> **AIM**
Set down every entry word for word. Omit the pictures.

> **DATASET**
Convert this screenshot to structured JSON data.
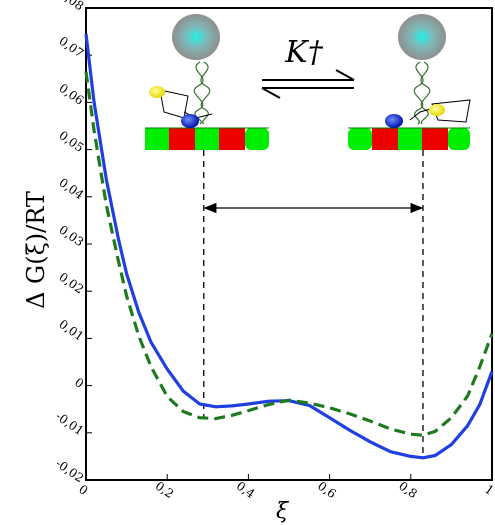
{
  "chart_data": {
    "type": "line",
    "xlabel": "ξ",
    "ylabel": "Δ G(ξ)/RT",
    "xlim": [
      0,
      1
    ],
    "ylim": [
      -0.02,
      0.08
    ],
    "x_ticks": [
      "0",
      "0,2",
      "0,4",
      "0,6",
      "0,8",
      "1"
    ],
    "y_ticks": [
      "-0,02",
      "-0,01",
      "0",
      "0,01",
      "0,02",
      "0,03",
      "0,04",
      "0,05",
      "0,06",
      "0,07",
      "0,08"
    ],
    "annotation": "K†",
    "series": [
      {
        "style": "solid",
        "color": "#1f3fe0",
        "x": [
          0,
          0.02,
          0.05,
          0.08,
          0.1,
          0.13,
          0.16,
          0.2,
          0.24,
          0.28,
          0.32,
          0.36,
          0.4,
          0.45,
          0.5,
          0.55,
          0.6,
          0.65,
          0.7,
          0.75,
          0.8,
          0.83,
          0.86,
          0.9,
          0.94,
          0.97,
          1.0
        ],
        "y": [
          0.0745,
          0.06,
          0.0437,
          0.031,
          0.0237,
          0.0155,
          0.0092,
          0.0035,
          -0.0012,
          -0.0039,
          -0.0045,
          -0.0043,
          -0.0039,
          -0.0033,
          -0.0032,
          -0.0042,
          -0.0068,
          -0.0095,
          -0.0119,
          -0.014,
          -0.015,
          -0.0153,
          -0.0148,
          -0.0125,
          -0.0085,
          -0.004,
          0.003
        ]
      },
      {
        "style": "dashed",
        "color": "#1f7a1f",
        "x": [
          0,
          0.02,
          0.05,
          0.08,
          0.1,
          0.13,
          0.16,
          0.2,
          0.24,
          0.28,
          0.32,
          0.36,
          0.4,
          0.45,
          0.5,
          0.55,
          0.6,
          0.65,
          0.7,
          0.75,
          0.8,
          0.83,
          0.86,
          0.9,
          0.94,
          0.97,
          1.0
        ],
        "y": [
          0.0665,
          0.054,
          0.0383,
          0.0263,
          0.019,
          0.0105,
          0.004,
          -0.0023,
          -0.0055,
          -0.0068,
          -0.007,
          -0.0063,
          -0.0053,
          -0.004,
          -0.0031,
          -0.0037,
          -0.0047,
          -0.006,
          -0.0075,
          -0.0092,
          -0.0103,
          -0.0105,
          -0.0097,
          -0.0068,
          -0.0022,
          0.004,
          0.011
        ]
      }
    ],
    "guides": [
      0.29,
      0.83
    ]
  }
}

> **EXERCISE ANSWER**
Convert this screenshot to structured JSON data.
{
  "chart_data": {
    "type": "line",
    "xlabel": "ξ",
    "ylabel": "Δ G(ξ)/RT",
    "xlim": [
      0,
      1
    ],
    "ylim": [
      -0.02,
      0.08
    ],
    "x_ticks": [
      "0",
      "0,2",
      "0,4",
      "0,6",
      "0,8",
      "1"
    ],
    "y_ticks": [
      "-0,02",
      "-0,01",
      "0",
      "0,01",
      "0,02",
      "0,03",
      "0,04",
      "0,05",
      "0,06",
      "0,07",
      "0,08"
    ],
    "annotation": "K†",
    "series": [
      {
        "style": "solid",
        "color": "#1f3fe0",
        "x": [
          0,
          0.02,
          0.05,
          0.08,
          0.1,
          0.13,
          0.16,
          0.2,
          0.24,
          0.28,
          0.32,
          0.36,
          0.4,
          0.45,
          0.5,
          0.55,
          0.6,
          0.65,
          0.7,
          0.75,
          0.8,
          0.83,
          0.86,
          0.9,
          0.94,
          0.97,
          1.0
        ],
        "y": [
          0.0745,
          0.06,
          0.0437,
          0.031,
          0.0237,
          0.0155,
          0.0092,
          0.0035,
          -0.0012,
          -0.0039,
          -0.0045,
          -0.0043,
          -0.0039,
          -0.0033,
          -0.0032,
          -0.0042,
          -0.0068,
          -0.0095,
          -0.0119,
          -0.014,
          -0.015,
          -0.0153,
          -0.0148,
          -0.0125,
          -0.0085,
          -0.004,
          0.003
        ]
      },
      {
        "style": "dashed",
        "color": "#1f7a1f",
        "x": [
          0,
          0.02,
          0.05,
          0.08,
          0.1,
          0.13,
          0.16,
          0.2,
          0.24,
          0.28,
          0.32,
          0.36,
          0.4,
          0.45,
          0.5,
          0.55,
          0.6,
          0.65,
          0.7,
          0.75,
          0.8,
          0.83,
          0.86,
          0.9,
          0.94,
          0.97,
          1.0
        ],
        "y": [
          0.0665,
          0.054,
          0.0383,
          0.0263,
          0.019,
          0.0105,
          0.004,
          -0.0023,
          -0.0055,
          -0.0068,
          -0.007,
          -0.0063,
          -0.0053,
          -0.004,
          -0.0031,
          -0.0037,
          -0.0047,
          -0.006,
          -0.0075,
          -0.0092,
          -0.0103,
          -0.0105,
          -0.0097,
          -0.0068,
          -0.0022,
          0.004,
          0.011
        ]
      }
    ],
    "guides": [
      0.29,
      0.83
    ]
  }
}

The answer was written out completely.